• [Work required]:
Pull out every line below that contains the word "Controlling".

Figure contents as structured data
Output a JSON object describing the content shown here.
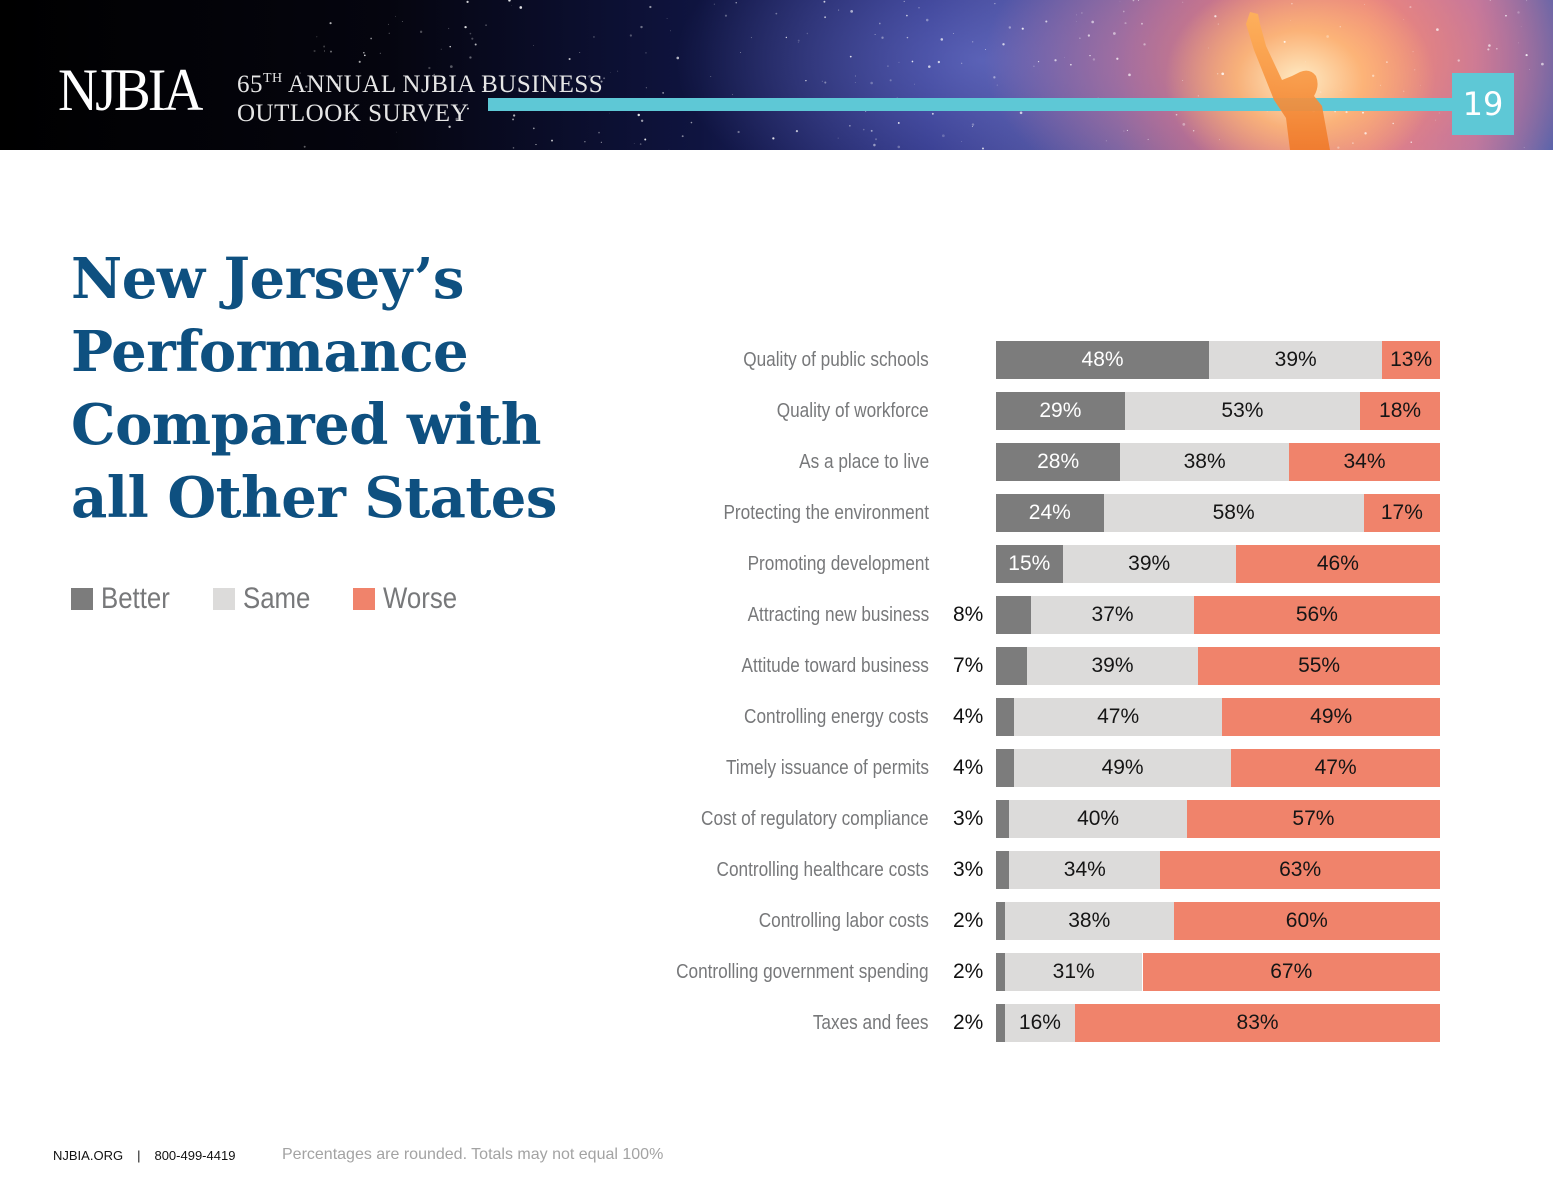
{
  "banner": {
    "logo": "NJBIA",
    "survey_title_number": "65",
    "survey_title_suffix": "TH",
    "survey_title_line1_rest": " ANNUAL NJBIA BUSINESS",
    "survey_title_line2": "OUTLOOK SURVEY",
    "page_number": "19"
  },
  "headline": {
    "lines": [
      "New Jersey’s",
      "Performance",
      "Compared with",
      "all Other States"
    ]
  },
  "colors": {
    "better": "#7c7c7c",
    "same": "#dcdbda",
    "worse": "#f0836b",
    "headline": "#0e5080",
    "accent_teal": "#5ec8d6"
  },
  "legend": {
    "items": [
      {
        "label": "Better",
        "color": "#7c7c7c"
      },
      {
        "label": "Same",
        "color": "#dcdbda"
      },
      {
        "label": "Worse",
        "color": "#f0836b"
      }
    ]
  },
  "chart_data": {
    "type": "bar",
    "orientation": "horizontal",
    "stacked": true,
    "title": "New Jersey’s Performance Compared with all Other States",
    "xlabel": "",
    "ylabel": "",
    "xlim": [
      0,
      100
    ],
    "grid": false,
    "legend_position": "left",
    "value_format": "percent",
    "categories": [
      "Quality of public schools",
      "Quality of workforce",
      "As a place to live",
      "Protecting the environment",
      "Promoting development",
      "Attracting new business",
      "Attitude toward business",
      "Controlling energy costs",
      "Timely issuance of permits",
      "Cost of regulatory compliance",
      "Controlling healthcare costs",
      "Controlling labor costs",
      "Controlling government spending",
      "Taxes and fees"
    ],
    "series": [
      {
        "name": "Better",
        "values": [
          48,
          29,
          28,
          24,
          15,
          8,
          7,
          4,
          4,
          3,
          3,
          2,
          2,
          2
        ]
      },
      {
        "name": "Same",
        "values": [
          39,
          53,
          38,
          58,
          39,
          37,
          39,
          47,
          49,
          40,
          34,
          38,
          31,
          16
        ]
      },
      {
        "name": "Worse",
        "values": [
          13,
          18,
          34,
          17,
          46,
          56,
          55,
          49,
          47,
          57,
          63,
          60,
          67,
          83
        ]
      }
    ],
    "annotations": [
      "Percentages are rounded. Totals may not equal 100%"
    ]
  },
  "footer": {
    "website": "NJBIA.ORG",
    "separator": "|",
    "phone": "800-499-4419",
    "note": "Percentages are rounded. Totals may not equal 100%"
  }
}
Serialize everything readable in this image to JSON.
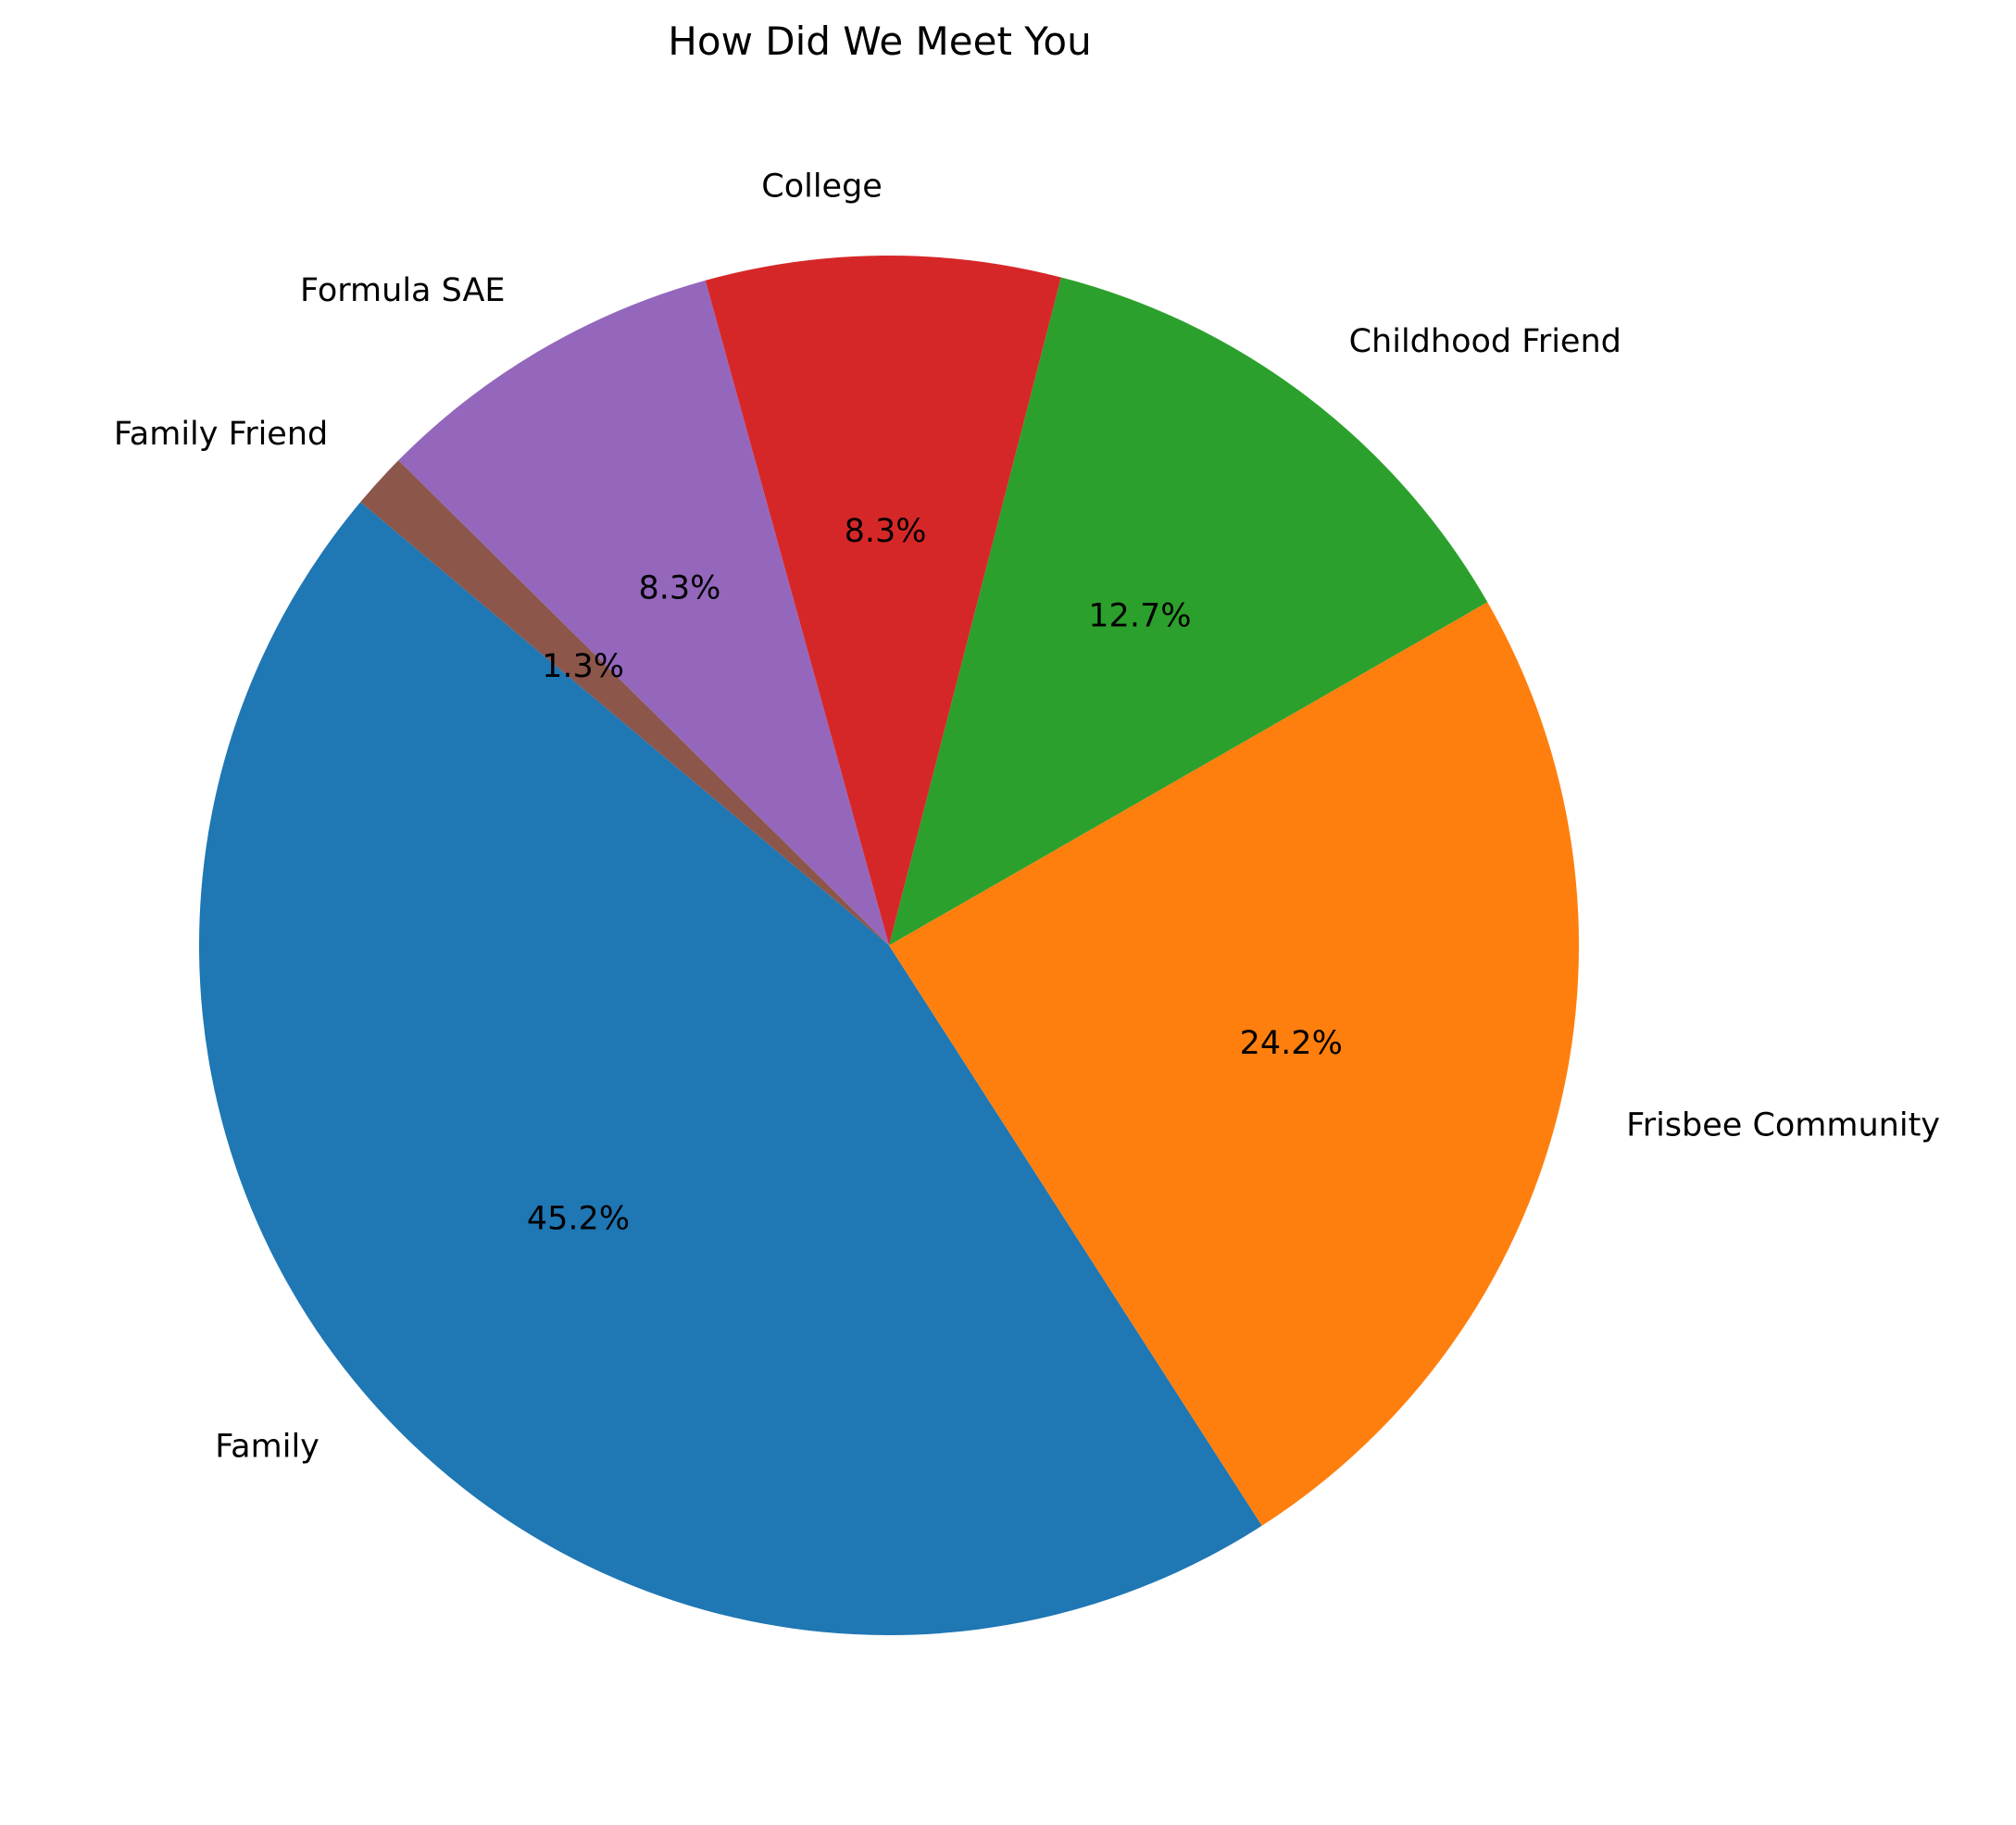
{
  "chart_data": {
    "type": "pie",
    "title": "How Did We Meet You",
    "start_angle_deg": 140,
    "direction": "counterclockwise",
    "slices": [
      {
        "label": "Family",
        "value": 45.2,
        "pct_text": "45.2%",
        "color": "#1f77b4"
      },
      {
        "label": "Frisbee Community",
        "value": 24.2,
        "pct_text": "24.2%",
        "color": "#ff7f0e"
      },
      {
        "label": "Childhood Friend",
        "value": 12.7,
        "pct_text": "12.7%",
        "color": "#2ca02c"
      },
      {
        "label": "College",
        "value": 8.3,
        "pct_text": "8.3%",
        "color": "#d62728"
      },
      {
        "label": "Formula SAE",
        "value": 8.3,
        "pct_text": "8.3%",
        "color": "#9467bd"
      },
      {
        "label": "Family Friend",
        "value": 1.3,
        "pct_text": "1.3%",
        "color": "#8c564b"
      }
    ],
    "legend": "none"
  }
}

• [Solution for this exercise]:
      "Controlling energy costs",
      "Controlling healthcare costs",
      "Controlling labor costs",
      "Controlling government spending",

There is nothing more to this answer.